Collected data entries:
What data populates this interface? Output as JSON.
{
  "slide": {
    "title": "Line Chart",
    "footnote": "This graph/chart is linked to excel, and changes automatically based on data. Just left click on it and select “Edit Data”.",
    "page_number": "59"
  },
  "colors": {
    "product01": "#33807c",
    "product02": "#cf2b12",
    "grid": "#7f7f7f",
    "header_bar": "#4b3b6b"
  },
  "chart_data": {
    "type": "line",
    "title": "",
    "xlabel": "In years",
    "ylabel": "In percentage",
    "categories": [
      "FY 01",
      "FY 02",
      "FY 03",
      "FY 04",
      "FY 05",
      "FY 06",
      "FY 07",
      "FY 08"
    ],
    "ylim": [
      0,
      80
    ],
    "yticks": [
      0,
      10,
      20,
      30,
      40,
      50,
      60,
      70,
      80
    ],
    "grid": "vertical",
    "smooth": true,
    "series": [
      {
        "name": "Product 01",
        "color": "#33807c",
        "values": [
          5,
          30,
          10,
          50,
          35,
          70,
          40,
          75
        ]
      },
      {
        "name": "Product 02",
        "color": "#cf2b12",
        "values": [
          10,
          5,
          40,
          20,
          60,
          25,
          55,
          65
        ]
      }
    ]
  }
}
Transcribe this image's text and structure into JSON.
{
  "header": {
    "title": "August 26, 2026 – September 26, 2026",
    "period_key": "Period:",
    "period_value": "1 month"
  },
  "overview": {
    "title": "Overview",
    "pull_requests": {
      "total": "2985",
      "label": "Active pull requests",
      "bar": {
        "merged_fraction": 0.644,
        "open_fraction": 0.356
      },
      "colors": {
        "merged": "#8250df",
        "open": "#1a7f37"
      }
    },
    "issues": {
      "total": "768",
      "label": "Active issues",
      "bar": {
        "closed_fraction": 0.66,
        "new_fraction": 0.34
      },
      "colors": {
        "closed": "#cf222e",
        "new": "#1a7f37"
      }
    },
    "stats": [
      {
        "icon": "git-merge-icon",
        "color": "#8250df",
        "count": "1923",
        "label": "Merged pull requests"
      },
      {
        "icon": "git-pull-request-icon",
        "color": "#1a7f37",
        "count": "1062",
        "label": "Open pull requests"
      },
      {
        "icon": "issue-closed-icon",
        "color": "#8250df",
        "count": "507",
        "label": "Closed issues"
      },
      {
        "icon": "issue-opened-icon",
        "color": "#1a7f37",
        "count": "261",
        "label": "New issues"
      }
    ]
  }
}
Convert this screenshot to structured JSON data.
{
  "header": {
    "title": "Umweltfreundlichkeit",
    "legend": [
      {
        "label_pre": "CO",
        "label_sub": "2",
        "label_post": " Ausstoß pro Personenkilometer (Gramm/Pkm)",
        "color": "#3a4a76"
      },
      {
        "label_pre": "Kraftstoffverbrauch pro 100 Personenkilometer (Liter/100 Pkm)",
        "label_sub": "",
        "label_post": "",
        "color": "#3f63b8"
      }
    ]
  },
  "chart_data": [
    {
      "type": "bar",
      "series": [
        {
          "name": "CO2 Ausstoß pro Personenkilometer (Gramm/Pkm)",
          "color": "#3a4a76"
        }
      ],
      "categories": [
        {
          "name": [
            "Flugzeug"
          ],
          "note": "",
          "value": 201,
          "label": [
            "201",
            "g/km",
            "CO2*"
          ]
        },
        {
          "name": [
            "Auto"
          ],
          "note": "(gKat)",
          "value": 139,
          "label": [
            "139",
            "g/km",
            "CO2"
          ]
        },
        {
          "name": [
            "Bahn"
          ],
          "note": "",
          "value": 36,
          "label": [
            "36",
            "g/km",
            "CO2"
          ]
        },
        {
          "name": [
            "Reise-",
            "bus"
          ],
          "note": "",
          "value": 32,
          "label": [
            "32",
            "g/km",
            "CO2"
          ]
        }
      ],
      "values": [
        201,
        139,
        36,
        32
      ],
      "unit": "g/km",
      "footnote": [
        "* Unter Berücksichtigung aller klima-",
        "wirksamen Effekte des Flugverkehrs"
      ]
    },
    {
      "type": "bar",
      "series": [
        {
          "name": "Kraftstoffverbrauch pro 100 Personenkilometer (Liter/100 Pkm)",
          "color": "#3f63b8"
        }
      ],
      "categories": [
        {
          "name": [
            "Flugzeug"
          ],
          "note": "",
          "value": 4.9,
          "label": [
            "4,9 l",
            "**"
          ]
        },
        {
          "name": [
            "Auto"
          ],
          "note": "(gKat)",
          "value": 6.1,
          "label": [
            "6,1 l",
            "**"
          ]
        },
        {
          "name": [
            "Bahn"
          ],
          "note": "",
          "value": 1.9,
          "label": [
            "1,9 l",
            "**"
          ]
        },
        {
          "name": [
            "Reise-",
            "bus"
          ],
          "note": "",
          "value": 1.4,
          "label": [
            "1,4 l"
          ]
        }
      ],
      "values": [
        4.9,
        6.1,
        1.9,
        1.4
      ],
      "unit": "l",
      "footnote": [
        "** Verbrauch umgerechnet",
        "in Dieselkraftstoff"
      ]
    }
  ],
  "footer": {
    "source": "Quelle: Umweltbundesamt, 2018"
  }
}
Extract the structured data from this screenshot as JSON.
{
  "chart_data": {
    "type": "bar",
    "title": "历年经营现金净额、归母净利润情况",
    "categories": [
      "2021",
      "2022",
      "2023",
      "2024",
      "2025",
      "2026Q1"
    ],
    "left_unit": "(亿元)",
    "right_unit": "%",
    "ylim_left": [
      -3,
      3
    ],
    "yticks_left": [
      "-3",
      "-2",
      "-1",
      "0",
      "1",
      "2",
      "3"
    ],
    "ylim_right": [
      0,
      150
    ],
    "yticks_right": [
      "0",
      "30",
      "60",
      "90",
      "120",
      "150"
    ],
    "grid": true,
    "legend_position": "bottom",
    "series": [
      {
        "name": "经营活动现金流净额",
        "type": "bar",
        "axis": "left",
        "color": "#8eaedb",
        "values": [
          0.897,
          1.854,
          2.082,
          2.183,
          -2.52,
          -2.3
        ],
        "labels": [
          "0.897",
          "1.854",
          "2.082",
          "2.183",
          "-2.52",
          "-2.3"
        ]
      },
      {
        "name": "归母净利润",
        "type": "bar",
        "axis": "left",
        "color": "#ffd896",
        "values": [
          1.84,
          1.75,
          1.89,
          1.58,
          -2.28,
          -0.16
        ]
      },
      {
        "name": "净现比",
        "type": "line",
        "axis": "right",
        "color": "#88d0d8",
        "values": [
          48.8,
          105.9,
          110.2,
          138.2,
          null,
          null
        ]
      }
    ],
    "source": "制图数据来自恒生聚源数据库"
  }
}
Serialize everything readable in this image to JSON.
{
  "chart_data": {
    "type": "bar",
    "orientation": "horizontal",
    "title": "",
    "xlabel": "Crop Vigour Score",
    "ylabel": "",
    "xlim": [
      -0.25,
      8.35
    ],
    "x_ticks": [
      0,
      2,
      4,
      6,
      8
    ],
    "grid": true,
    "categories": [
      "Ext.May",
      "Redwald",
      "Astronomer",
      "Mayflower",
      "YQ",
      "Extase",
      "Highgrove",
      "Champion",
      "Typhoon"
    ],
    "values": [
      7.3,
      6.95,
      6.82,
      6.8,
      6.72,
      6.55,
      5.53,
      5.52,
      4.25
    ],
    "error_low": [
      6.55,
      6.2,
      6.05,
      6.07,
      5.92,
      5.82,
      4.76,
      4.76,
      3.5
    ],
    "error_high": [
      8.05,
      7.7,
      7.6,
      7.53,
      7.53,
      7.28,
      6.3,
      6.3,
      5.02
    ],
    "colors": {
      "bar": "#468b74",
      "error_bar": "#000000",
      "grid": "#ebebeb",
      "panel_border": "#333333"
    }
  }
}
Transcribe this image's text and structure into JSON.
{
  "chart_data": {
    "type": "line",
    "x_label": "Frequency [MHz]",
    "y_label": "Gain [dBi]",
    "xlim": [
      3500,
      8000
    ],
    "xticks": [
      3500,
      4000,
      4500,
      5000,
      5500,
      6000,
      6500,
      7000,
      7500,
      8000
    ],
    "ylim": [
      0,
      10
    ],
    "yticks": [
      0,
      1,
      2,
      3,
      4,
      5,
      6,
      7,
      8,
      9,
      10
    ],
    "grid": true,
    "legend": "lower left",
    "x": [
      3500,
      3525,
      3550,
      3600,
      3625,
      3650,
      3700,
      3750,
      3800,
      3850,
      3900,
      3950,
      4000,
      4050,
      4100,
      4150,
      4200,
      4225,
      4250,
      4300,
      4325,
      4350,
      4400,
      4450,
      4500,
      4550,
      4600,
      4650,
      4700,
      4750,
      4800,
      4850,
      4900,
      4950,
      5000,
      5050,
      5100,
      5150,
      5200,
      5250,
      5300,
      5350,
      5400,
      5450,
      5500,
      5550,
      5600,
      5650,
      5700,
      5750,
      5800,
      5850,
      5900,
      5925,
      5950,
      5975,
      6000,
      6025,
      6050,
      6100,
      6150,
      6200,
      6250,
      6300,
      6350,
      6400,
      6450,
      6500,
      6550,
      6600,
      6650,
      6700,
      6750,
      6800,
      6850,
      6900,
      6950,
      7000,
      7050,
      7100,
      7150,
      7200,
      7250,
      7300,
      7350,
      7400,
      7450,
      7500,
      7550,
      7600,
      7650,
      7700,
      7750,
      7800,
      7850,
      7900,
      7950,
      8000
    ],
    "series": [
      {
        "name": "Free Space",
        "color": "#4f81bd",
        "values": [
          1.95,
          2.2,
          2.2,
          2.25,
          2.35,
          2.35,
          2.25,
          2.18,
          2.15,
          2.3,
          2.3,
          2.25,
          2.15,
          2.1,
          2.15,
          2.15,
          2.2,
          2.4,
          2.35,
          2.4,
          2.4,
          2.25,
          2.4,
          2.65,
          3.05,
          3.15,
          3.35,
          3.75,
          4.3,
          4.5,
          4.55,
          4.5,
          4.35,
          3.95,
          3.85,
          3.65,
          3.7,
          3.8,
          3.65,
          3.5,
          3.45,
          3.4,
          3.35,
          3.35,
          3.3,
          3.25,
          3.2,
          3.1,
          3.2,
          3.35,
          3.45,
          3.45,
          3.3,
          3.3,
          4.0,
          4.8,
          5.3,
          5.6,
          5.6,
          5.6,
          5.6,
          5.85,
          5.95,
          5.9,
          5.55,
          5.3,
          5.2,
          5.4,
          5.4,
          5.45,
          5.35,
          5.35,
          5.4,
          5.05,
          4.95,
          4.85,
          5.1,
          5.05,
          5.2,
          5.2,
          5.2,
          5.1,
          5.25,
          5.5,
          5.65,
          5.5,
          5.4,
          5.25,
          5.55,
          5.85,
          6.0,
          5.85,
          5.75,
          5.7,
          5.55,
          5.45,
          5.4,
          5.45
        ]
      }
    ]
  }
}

(YOUR OBJECTIVE): Pick out the lines above that hold the string "issues" and show them.

(COMPLETE ANSWER):
    "issues": {
      "label": "Active issues",
        "label": "Closed issues"
        "label": "New issues"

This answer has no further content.